* _RECORDS TO USE_:

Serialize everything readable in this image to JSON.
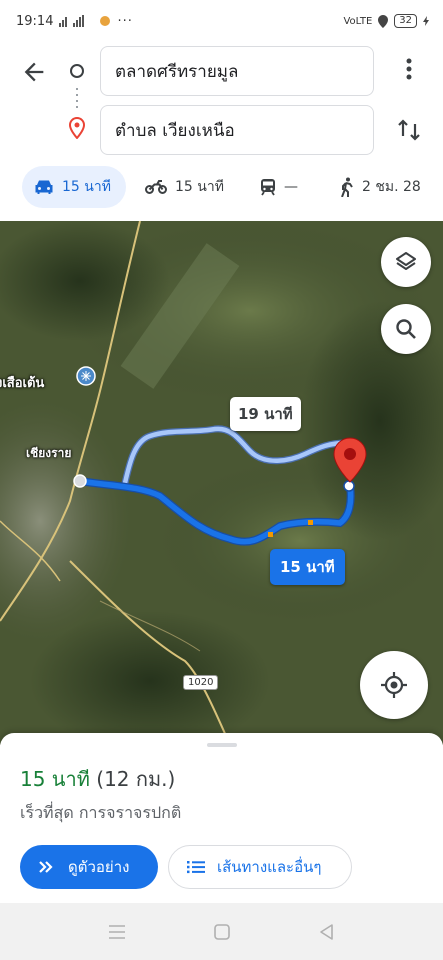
{
  "status_bar": {
    "time": "19:14",
    "network": "VoLTE",
    "battery": "32"
  },
  "search": {
    "origin": "ตลาดศรีทรายมูล",
    "destination": "ตำบล เวียงเหนือ"
  },
  "modes": [
    {
      "icon": "car-icon",
      "label": "15 นาที"
    },
    {
      "icon": "motorcycle-icon",
      "label": "15 นาที"
    },
    {
      "icon": "transit-icon",
      "label": "—"
    },
    {
      "icon": "walk-icon",
      "label": "2 ชม. 28"
    }
  ],
  "map": {
    "alt_route_label": "19 นาที",
    "main_route_label": "15 นาที",
    "places": [
      "งเสือเต้น",
      "เชียงราย"
    ],
    "road_number": "1020",
    "colors": {
      "route": "#1a73e8",
      "alt_route": "#a8c7fa",
      "pin": "#ea4335"
    }
  },
  "summary": {
    "time": "15 นาที",
    "distance": "(12 กม.)",
    "description": "เร็วที่สุด การจราจรปกติ",
    "preview_label": "ดูตัวอย่าง",
    "steps_label": "เส้นทางและอื่นๆ"
  }
}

* _WHAT IS BEING ASKED_:
Copy out all the records exactly, excluding pictures.

* _SOLUTION TO THIS EXERCISE_:
Serialize everything readable in this image to JSON.
{
  "status_bar": {
    "time": "19:14",
    "network": "VoLTE",
    "battery": "32"
  },
  "search": {
    "origin": "ตลาดศรีทรายมูล",
    "destination": "ตำบล เวียงเหนือ"
  },
  "modes": [
    {
      "icon": "car-icon",
      "label": "15 นาที"
    },
    {
      "icon": "motorcycle-icon",
      "label": "15 นาที"
    },
    {
      "icon": "transit-icon",
      "label": "—"
    },
    {
      "icon": "walk-icon",
      "label": "2 ชม. 28"
    }
  ],
  "map": {
    "alt_route_label": "19 นาที",
    "main_route_label": "15 นาที",
    "places": [
      "งเสือเต้น",
      "เชียงราย"
    ],
    "road_number": "1020",
    "colors": {
      "route": "#1a73e8",
      "alt_route": "#a8c7fa",
      "pin": "#ea4335"
    }
  },
  "summary": {
    "time": "15 นาที",
    "distance": "(12 กม.)",
    "description": "เร็วที่สุด การจราจรปกติ",
    "preview_label": "ดูตัวอย่าง",
    "steps_label": "เส้นทางและอื่นๆ"
  }
}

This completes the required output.